*** PROVIDED DATA Section Begins ***

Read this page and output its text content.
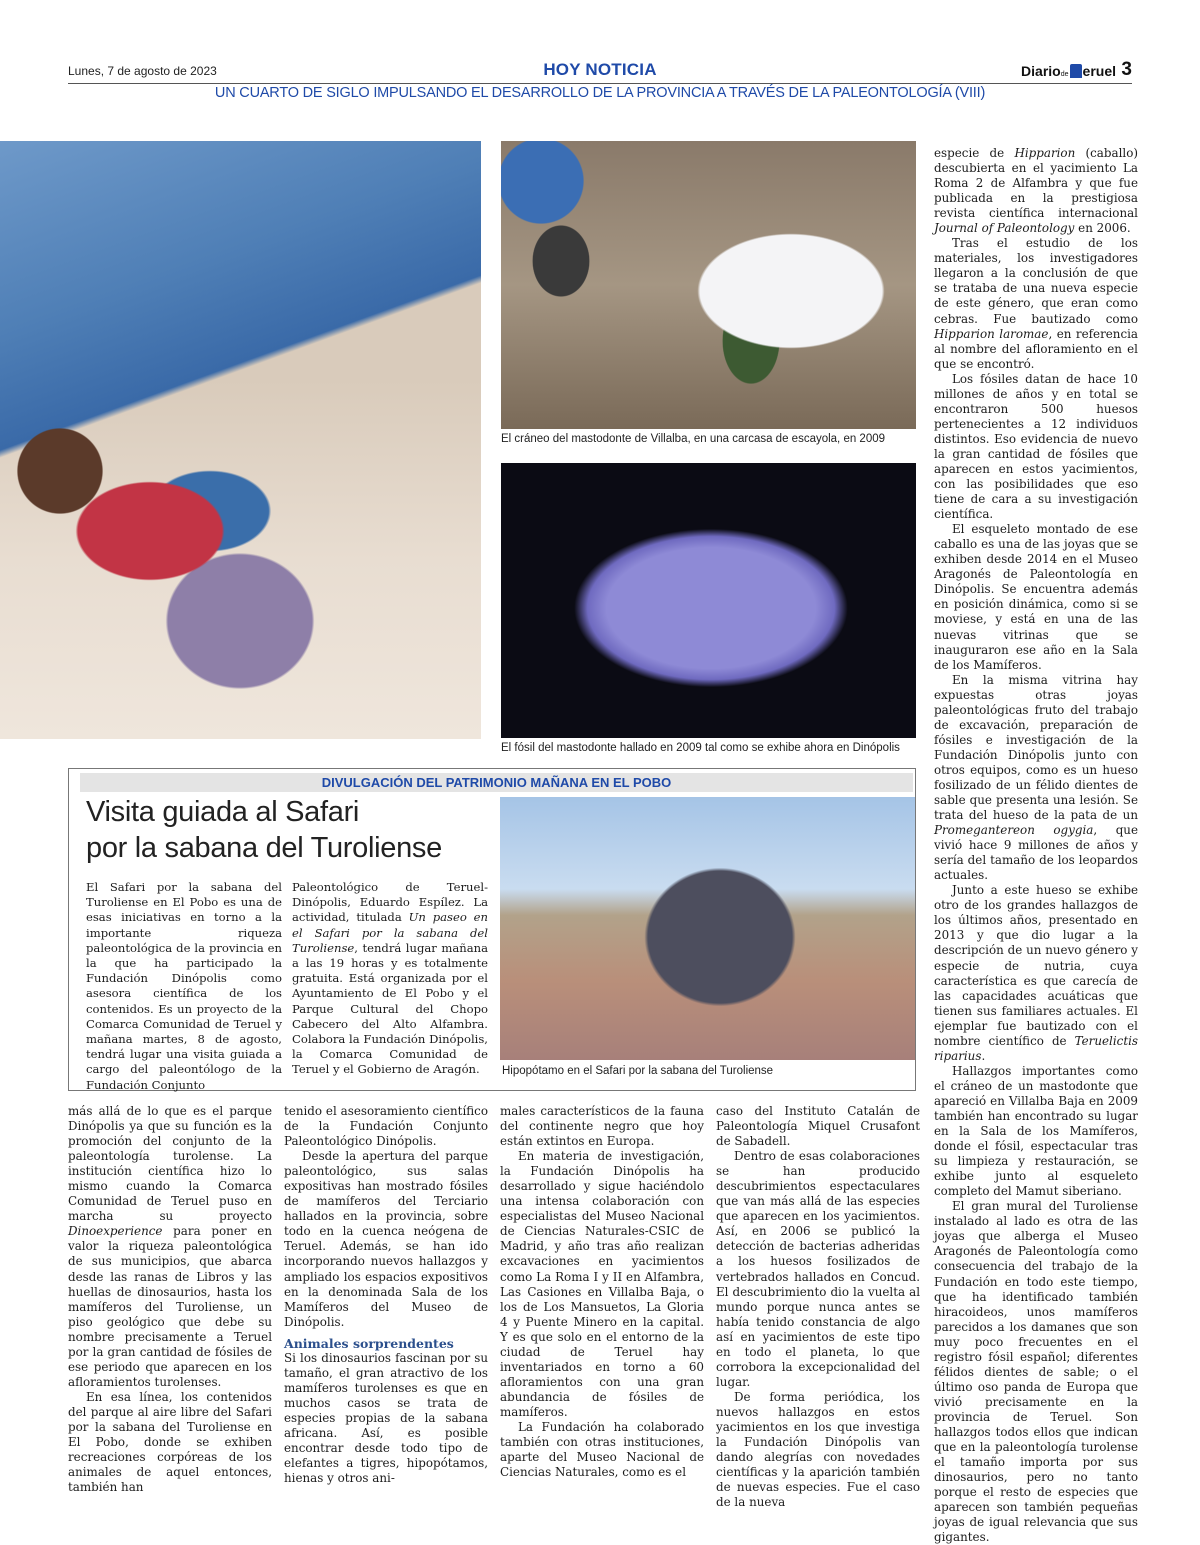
Lunes, 7 de agosto de 2023	HOY NOTICIA	Diariode eruel 3
UN CUARTO DE SIGLO IMPULSANDO EL DESARROLLO DE LA PROVINCIA A TRAVÉS DE LA PALEONTOLOGÍA (VIII)
El cráneo del mastodonte de Villalba, en una carcasa de escayola, en 2009
El fósil del mastodonte hallado en 2009 tal como se exhibe ahora en Dinópolis
DIVULGACIÓN DEL PATRIMONIO MAÑANA EN EL POBO
Visita guiada al Safari
por la sabana del Turoliense
El Safari por la sabana del Turoliense en El Pobo es una de esas iniciativas en torno a la importante riqueza paleontológica de la provincia en la que ha participado la Fundación Dinópolis como asesora científica de los contenidos. Es un proyecto de la Comarca Comunidad de Teruel y mañana martes, 8 de agosto, tendrá lugar una visita guiada a cargo del paleontólogo de la Fundación Conjunto
Paleontológico de Teruel-Dinópolis, Eduardo Espílez. La actividad, titulada Un paseo en el Safari por la sabana del Turoliense, tendrá lugar mañana a las 19 horas y es totalmente gratuita. Está organizada por el Ayuntamiento de El Pobo y el Parque Cultural del Chopo Cabecero del Alto Alfambra. Colabora la Fundación Dinópolis, la Comarca Comunidad de Teruel y el Gobierno de Aragón.	Hipopótamo en el Safari por la sabana del Turoliense

más allá de lo que es el parque Dinópolis ya que su función es la promoción del conjunto de la paleontología turolense. La institución científica hizo lo mismo cuando la Comarca Comunidad de Teruel puso en marcha su proyecto Dinoexperience para poner en valor la riqueza paleontológica de sus municipios, que abarca desde las ranas de Libros y las huellas de dinosaurios, hasta los mamíferos del Turoliense, un piso geológico que debe su nombre precisamente a Teruel por la gran cantidad de fósiles de ese periodo que aparecen en los afloramientos turolenses.

En esa línea, los contenidos del parque al aire libre del Safari por la sabana del Turoliense en El Pobo, donde se exhiben recreaciones corpóreas de los animales de aquel entonces, también han

tenido el asesoramiento científico de la Fundación Conjunto Paleontológico Dinópolis.

Desde la apertura del parque paleontológico, sus salas expositivas han mostrado fósiles de mamíferos del Terciario hallados en la provincia, sobre todo en la cuenca neógena de Teruel. Además, se han ido incorporando nuevos hallazgos y ampliado los espacios expositivos en la denominada Sala de los Mamíferos del Museo de Dinópolis.

Animales sorprendentes

Si los dinosaurios fascinan por su tamaño, el gran atractivo de los mamíferos turolenses es que en muchos casos se trata de especies propias de la sabana africana. Así, es posible encontrar desde todo tipo de elefantes a tigres, hipopótamos, hienas y otros ani-

males característicos de la fauna del continente negro que hoy están extintos en Europa.

En materia de investigación, la Fundación Dinópolis ha desarrollado y sigue haciéndolo una intensa colaboración con especialistas del Museo Nacional de Ciencias Naturales-CSIC de Madrid, y año tras año realizan excavaciones en yacimientos como La Roma I y II en Alfambra, Las Casiones en Villalba Baja, o los de Los Mansuetos, La Gloria 4 y Puente Minero en la capital. Y es que solo en el entorno de la ciudad de Teruel hay inventariados en torno a 60 afloramientos con una gran abundancia de fósiles de mamíferos.

La Fundación ha colaborado también con otras instituciones, aparte del Museo Nacional de Ciencias Naturales, como es el

caso del Instituto Catalán de Paleontología Miquel Crusafont de Sabadell.

Dentro de esas colaboraciones se han producido descubrimientos espectaculares que van más allá de las especies que aparecen en los yacimientos. Así, en 2006 se publicó la detección de bacterias adheridas a los huesos fosilizados de vertebrados hallados en Concud. El descubrimiento dio la vuelta al mundo porque nunca antes se había tenido constancia de algo así en yacimientos de este tipo en todo el planeta, lo que corrobora la excepcionalidad del lugar.

De forma periódica, los nuevos hallazgos en estos yacimientos en los que investiga la Fundación Dinópolis van dando alegrías con novedades científicas y la aparición también de nuevas especies. Fue el caso de la nueva

especie de Hipparion (caballo) descubierta en el yacimiento La Roma 2 de Alfambra y que fue publicada en la prestigiosa revista científica internacional Journal of Paleontology en 2006.

Tras el estudio de los materiales, los investigadores llegaron a la conclusión de que se trataba de una nueva especie de este género, que eran como cebras. Fue bautizado como Hipparion laromae, en referencia al nombre del afloramiento en el que se encontró.

Los fósiles datan de hace 10 millones de años y en total se encontraron 500 huesos pertenecientes a 12 individuos distintos. Eso evidencia de nuevo la gran cantidad de fósiles que aparecen en estos yacimientos, con las posibilidades que eso tiene de cara a su investigación científica.

El esqueleto montado de ese caballo es una de las joyas que se exhiben desde 2014 en el Museo Aragonés de Paleontología en Dinópolis. Se encuentra además en posición dinámica, como si se moviese, y está en una de las nuevas vitrinas que se inauguraron ese año en la Sala de los Mamíferos.

En la misma vitrina hay expuestas otras joyas paleontológicas fruto del trabajo de excavación, preparación de fósiles e investigación de la Fundación Dinópolis junto con otros equipos, como es un hueso fosilizado de un félido dientes de sable que presenta una lesión. Se trata del hueso de la pata de un Promegantereon ogygia, que vivió hace 9 millones de años y sería del tamaño de los leopardos actuales.

Junto a este hueso se exhibe otro de los grandes hallazgos de los últimos años, presentado en 2013 y que dio lugar a la descripción de un nuevo género y especie de nutria, cuya característica es que carecía de las capacidades acuáticas que tienen sus familiares actuales. El ejemplar fue bautizado con el nombre científico de Teruelictis riparius.

Hallazgos importantes como el cráneo de un mastodonte que apareció en Villalba Baja en 2009 también han encontrado su lugar en la Sala de los Mamíferos, donde el fósil, espectacular tras su limpieza y restauración, se exhibe junto al esqueleto completo del Mamut siberiano.

El gran mural del Turoliense instalado al lado es otra de las joyas que alberga el Museo Aragonés de Paleontología como consecuencia del trabajo de la Fundación en todo este tiempo, que ha identificado también hiracoideos, unos mamíferos parecidos a los damanes que son muy poco frecuentes en el registro fósil español; diferentes félidos dientes de sable; o el último oso panda de Europa que vivió precisamente en la provincia de Teruel. Son hallazgos todos ellos que indican que en la paleontología turolense el tamaño importa por sus dinosaurios, pero no tanto porque el resto de especies que aparecen son también pequeñas joyas de igual relevancia que sus gigantes.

*** PROVIDED DATA Section Ends ***

◆ **PROBLEM**: Would you print all the entries again exactly, minus any pictures?

◆ **SOLVED EXERCISE**:
Read this page and output its text content.
Lunes, 7 de agosto de 2023	HOY NOTICIA	Diariode eruel 3
UN CUARTO DE SIGLO IMPULSANDO EL DESARROLLO DE LA PROVINCIA A TRAVÉS DE LA PALEONTOLOGÍA (VIII)
El cráneo del mastodonte de Villalba, en una carcasa de escayola, en 2009
El fósil del mastodonte hallado en 2009 tal como se exhibe ahora en Dinópolis
DIVULGACIÓN DEL PATRIMONIO MAÑANA EN EL POBO
Visita guiada al Safari
por la sabana del Turoliense
El Safari por la sabana del Turoliense en El Pobo es una de esas iniciativas en torno a la importante riqueza paleontológica de la provincia en la que ha participado la Fundación Dinópolis como asesora científica de los contenidos. Es un proyecto de la Comarca Comunidad de Teruel y mañana martes, 8 de agosto, tendrá lugar una visita guiada a cargo del paleontólogo de la Fundación Conjunto
Paleontológico de Teruel-Dinópolis, Eduardo Espílez. La actividad, titulada Un paseo en el Safari por la sabana del Turoliense, tendrá lugar mañana a las 19 horas y es totalmente gratuita. Está organizada por el Ayuntamiento de El Pobo y el Parque Cultural del Chopo Cabecero del Alto Alfambra. Colabora la Fundación Dinópolis, la Comarca Comunidad de Teruel y el Gobierno de Aragón.	Hipopótamo en el Safari por la sabana del Turoliense

más allá de lo que es el parque Dinópolis ya que su función es la promoción del conjunto de la paleontología turolense. La institución científica hizo lo mismo cuando la Comarca Comunidad de Teruel puso en marcha su proyecto Dinoexperience para poner en valor la riqueza paleontológica de sus municipios, que abarca desde las ranas de Libros y las huellas de dinosaurios, hasta los mamíferos del Turoliense, un piso geológico que debe su nombre precisamente a Teruel por la gran cantidad de fósiles de ese periodo que aparecen en los afloramientos turolenses.

En esa línea, los contenidos del parque al aire libre del Safari por la sabana del Turoliense en El Pobo, donde se exhiben recreaciones corpóreas de los animales de aquel entonces, también han

tenido el asesoramiento científico de la Fundación Conjunto Paleontológico Dinópolis.

Desde la apertura del parque paleontológico, sus salas expositivas han mostrado fósiles de mamíferos del Terciario hallados en la provincia, sobre todo en la cuenca neógena de Teruel. Además, se han ido incorporando nuevos hallazgos y ampliado los espacios expositivos en la denominada Sala de los Mamíferos del Museo de Dinópolis.

Animales sorprendentes

Si los dinosaurios fascinan por su tamaño, el gran atractivo de los mamíferos turolenses es que en muchos casos se trata de especies propias de la sabana africana. Así, es posible encontrar desde todo tipo de elefantes a tigres, hipopótamos, hienas y otros ani-

males característicos de la fauna del continente negro que hoy están extintos en Europa.

En materia de investigación, la Fundación Dinópolis ha desarrollado y sigue haciéndolo una intensa colaboración con especialistas del Museo Nacional de Ciencias Naturales-CSIC de Madrid, y año tras año realizan excavaciones en yacimientos como La Roma I y II en Alfambra, Las Casiones en Villalba Baja, o los de Los Mansuetos, La Gloria 4 y Puente Minero en la capital. Y es que solo en el entorno de la ciudad de Teruel hay inventariados en torno a 60 afloramientos con una gran abundancia de fósiles de mamíferos.

La Fundación ha colaborado también con otras instituciones, aparte del Museo Nacional de Ciencias Naturales, como es el

caso del Instituto Catalán de Paleontología Miquel Crusafont de Sabadell.

Dentro de esas colaboraciones se han producido descubrimientos espectaculares que van más allá de las especies que aparecen en los yacimientos. Así, en 2006 se publicó la detección de bacterias adheridas a los huesos fosilizados de vertebrados hallados en Concud. El descubrimiento dio la vuelta al mundo porque nunca antes se había tenido constancia de algo así en yacimientos de este tipo en todo el planeta, lo que corrobora la excepcionalidad del lugar.

De forma periódica, los nuevos hallazgos en estos yacimientos en los que investiga la Fundación Dinópolis van dando alegrías con novedades científicas y la aparición también de nuevas especies. Fue el caso de la nueva

especie de Hipparion (caballo) descubierta en el yacimiento La Roma 2 de Alfambra y que fue publicada en la prestigiosa revista científica internacional Journal of Paleontology en 2006.

Tras el estudio de los materiales, los investigadores llegaron a la conclusión de que se trataba de una nueva especie de este género, que eran como cebras. Fue bautizado como Hipparion laromae, en referencia al nombre del afloramiento en el que se encontró.

Los fósiles datan de hace 10 millones de años y en total se encontraron 500 huesos pertenecientes a 12 individuos distintos. Eso evidencia de nuevo la gran cantidad de fósiles que aparecen en estos yacimientos, con las posibilidades que eso tiene de cara a su investigación científica.

El esqueleto montado de ese caballo es una de las joyas que se exhiben desde 2014 en el Museo Aragonés de Paleontología en Dinópolis. Se encuentra además en posición dinámica, como si se moviese, y está en una de las nuevas vitrinas que se inauguraron ese año en la Sala de los Mamíferos.

En la misma vitrina hay expuestas otras joyas paleontológicas fruto del trabajo de excavación, preparación de fósiles e investigación de la Fundación Dinópolis junto con otros equipos, como es un hueso fosilizado de un félido dientes de sable que presenta una lesión. Se trata del hueso de la pata de un Promegantereon ogygia, que vivió hace 9 millones de años y sería del tamaño de los leopardos actuales.

Junto a este hueso se exhibe otro de los grandes hallazgos de los últimos años, presentado en 2013 y que dio lugar a la descripción de un nuevo género y especie de nutria, cuya característica es que carecía de las capacidades acuáticas que tienen sus familiares actuales. El ejemplar fue bautizado con el nombre científico de Teruelictis riparius.

Hallazgos importantes como el cráneo de un mastodonte que apareció en Villalba Baja en 2009 también han encontrado su lugar en la Sala de los Mamíferos, donde el fósil, espectacular tras su limpieza y restauración, se exhibe junto al esqueleto completo del Mamut siberiano.

El gran mural del Turoliense instalado al lado es otra de las joyas que alberga el Museo Aragonés de Paleontología como consecuencia del trabajo de la Fundación en todo este tiempo, que ha identificado también hiracoideos, unos mamíferos parecidos a los damanes que son muy poco frecuentes en el registro fósil español; diferentes félidos dientes de sable; o el último oso panda de Europa que vivió precisamente en la provincia de Teruel. Son hallazgos todos ellos que indican que en la paleontología turolense el tamaño importa por sus dinosaurios, pero no tanto porque el resto de especies que aparecen son también pequeñas joyas de igual relevancia que sus gigantes.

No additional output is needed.